— Set problem —
Write the records out again exactly, leaving no images in.

— Supplied information —
-- Start --

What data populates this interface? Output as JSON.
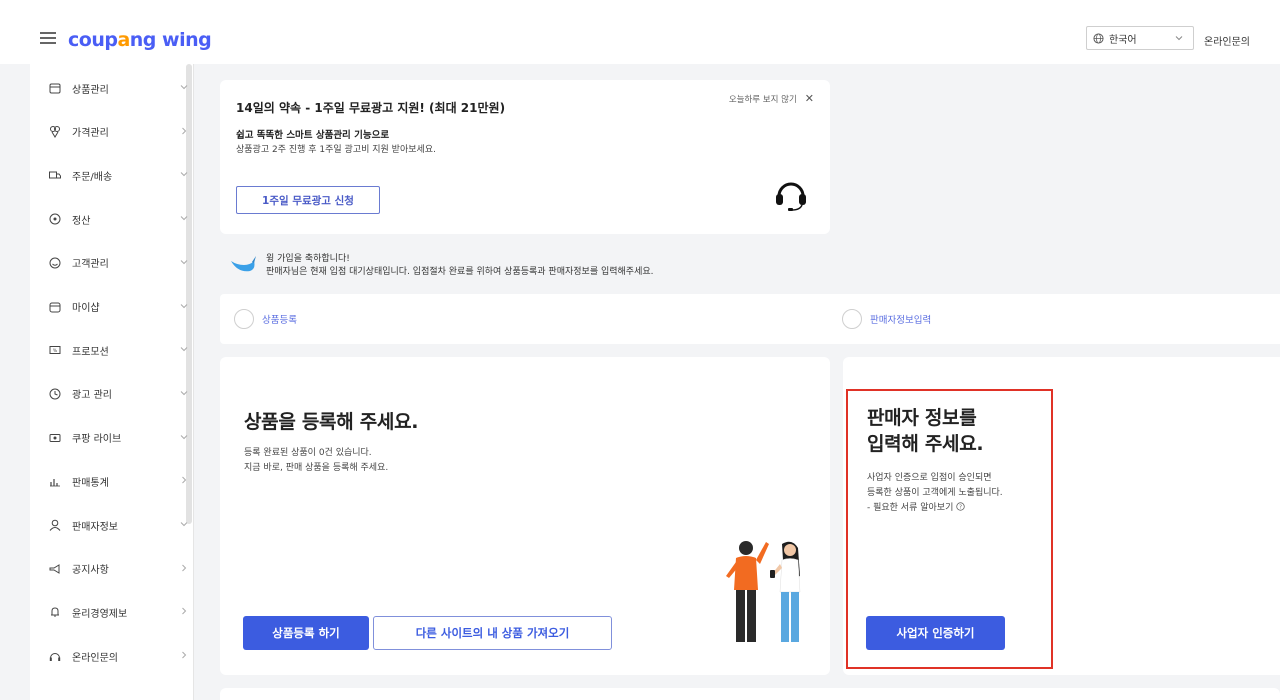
{
  "header": {
    "logo": {
      "part1": "coup",
      "part2": "a",
      "part3": "ng",
      "part4": " wing"
    },
    "language": "한국어",
    "online_inquiry": "온라인문의"
  },
  "sidebar": {
    "items": [
      {
        "label": "상품관리",
        "icon": "box-icon"
      },
      {
        "label": "가격관리",
        "icon": "price-tag-icon"
      },
      {
        "label": "주문/배송",
        "icon": "truck-icon"
      },
      {
        "label": "정산",
        "icon": "coin-icon"
      },
      {
        "label": "고객관리",
        "icon": "smile-icon"
      },
      {
        "label": "마이샵",
        "icon": "shop-icon"
      },
      {
        "label": "프로모션",
        "icon": "coupon-icon"
      },
      {
        "label": "광고 관리",
        "icon": "ad-icon"
      },
      {
        "label": "쿠팡 라이브",
        "icon": "live-icon"
      },
      {
        "label": "판매통계",
        "icon": "bar-chart-icon"
      },
      {
        "label": "판매자정보",
        "icon": "user-icon"
      },
      {
        "label": "공지사항",
        "icon": "megaphone-icon"
      },
      {
        "label": "윤리경영제보",
        "icon": "bell-icon"
      },
      {
        "label": "온라인문의",
        "icon": "headset-icon"
      }
    ]
  },
  "promo": {
    "title": "14일의 약속 - 1주일 무료광고 지원! (최대 21만원)",
    "close_text": "오늘하루 보지 않기",
    "close_x": "✕",
    "line1": "쉽고 똑똑한 스마트 상품관리 기능으로",
    "line2": "상품광고 2주 진행 후 1주일 광고비 지원 받아보세요.",
    "button": "1주일 무료광고 신청"
  },
  "welcome": {
    "line1": "윙 가입을 축하합니다!",
    "line2": "판매자님은 현재 입점 대기상태입니다. 입점절차 완료를 위하여 상품등록과 판매자정보를 입력해주세요."
  },
  "steps": [
    {
      "label": "상품등록"
    },
    {
      "label": "판매자정보입력"
    }
  ],
  "product_card": {
    "title": "상품을 등록해 주세요.",
    "desc1": "등록 완료된 상품이 0건 있습니다.",
    "desc2": "지금 바로, 판매 상품을 등록해 주세요.",
    "btn_register": "상품등록 하기",
    "btn_import": "다른 사이트의 내 상품 가져오기"
  },
  "seller_card": {
    "title1": "판매자 정보를",
    "title2": "입력해 주세요.",
    "desc1": "사업자 인증으로 입점이 승인되면",
    "desc2": "등록한 상품이 고객에게 노출됩니다.",
    "desc3": "- 필요한 서류 알아보기",
    "btn_verify": "사업자 인증하기"
  },
  "colors": {
    "primary": "#3c5ce0",
    "highlight": "#e03226",
    "logo_orange": "#ff9a00"
  }
}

-- End --

— Exercise result —
What data populates this interface? Output as JSON.
{
  "header": {
    "logo": {
      "part1": "coup",
      "part2": "a",
      "part3": "ng",
      "part4": " wing"
    },
    "language": "한국어",
    "online_inquiry": "온라인문의"
  },
  "sidebar": {
    "items": [
      {
        "label": "상품관리",
        "icon": "box-icon"
      },
      {
        "label": "가격관리",
        "icon": "price-tag-icon"
      },
      {
        "label": "주문/배송",
        "icon": "truck-icon"
      },
      {
        "label": "정산",
        "icon": "coin-icon"
      },
      {
        "label": "고객관리",
        "icon": "smile-icon"
      },
      {
        "label": "마이샵",
        "icon": "shop-icon"
      },
      {
        "label": "프로모션",
        "icon": "coupon-icon"
      },
      {
        "label": "광고 관리",
        "icon": "ad-icon"
      },
      {
        "label": "쿠팡 라이브",
        "icon": "live-icon"
      },
      {
        "label": "판매통계",
        "icon": "bar-chart-icon"
      },
      {
        "label": "판매자정보",
        "icon": "user-icon"
      },
      {
        "label": "공지사항",
        "icon": "megaphone-icon"
      },
      {
        "label": "윤리경영제보",
        "icon": "bell-icon"
      },
      {
        "label": "온라인문의",
        "icon": "headset-icon"
      }
    ]
  },
  "promo": {
    "title": "14일의 약속 - 1주일 무료광고 지원! (최대 21만원)",
    "close_text": "오늘하루 보지 않기",
    "close_x": "✕",
    "line1": "쉽고 똑똑한 스마트 상품관리 기능으로",
    "line2": "상품광고 2주 진행 후 1주일 광고비 지원 받아보세요.",
    "button": "1주일 무료광고 신청"
  },
  "welcome": {
    "line1": "윙 가입을 축하합니다!",
    "line2": "판매자님은 현재 입점 대기상태입니다. 입점절차 완료를 위하여 상품등록과 판매자정보를 입력해주세요."
  },
  "steps": [
    {
      "label": "상품등록"
    },
    {
      "label": "판매자정보입력"
    }
  ],
  "product_card": {
    "title": "상품을 등록해 주세요.",
    "desc1": "등록 완료된 상품이 0건 있습니다.",
    "desc2": "지금 바로, 판매 상품을 등록해 주세요.",
    "btn_register": "상품등록 하기",
    "btn_import": "다른 사이트의 내 상품 가져오기"
  },
  "seller_card": {
    "title1": "판매자 정보를",
    "title2": "입력해 주세요.",
    "desc1": "사업자 인증으로 입점이 승인되면",
    "desc2": "등록한 상품이 고객에게 노출됩니다.",
    "desc3": "- 필요한 서류 알아보기",
    "btn_verify": "사업자 인증하기"
  },
  "colors": {
    "primary": "#3c5ce0",
    "highlight": "#e03226",
    "logo_orange": "#ff9a00"
  }
}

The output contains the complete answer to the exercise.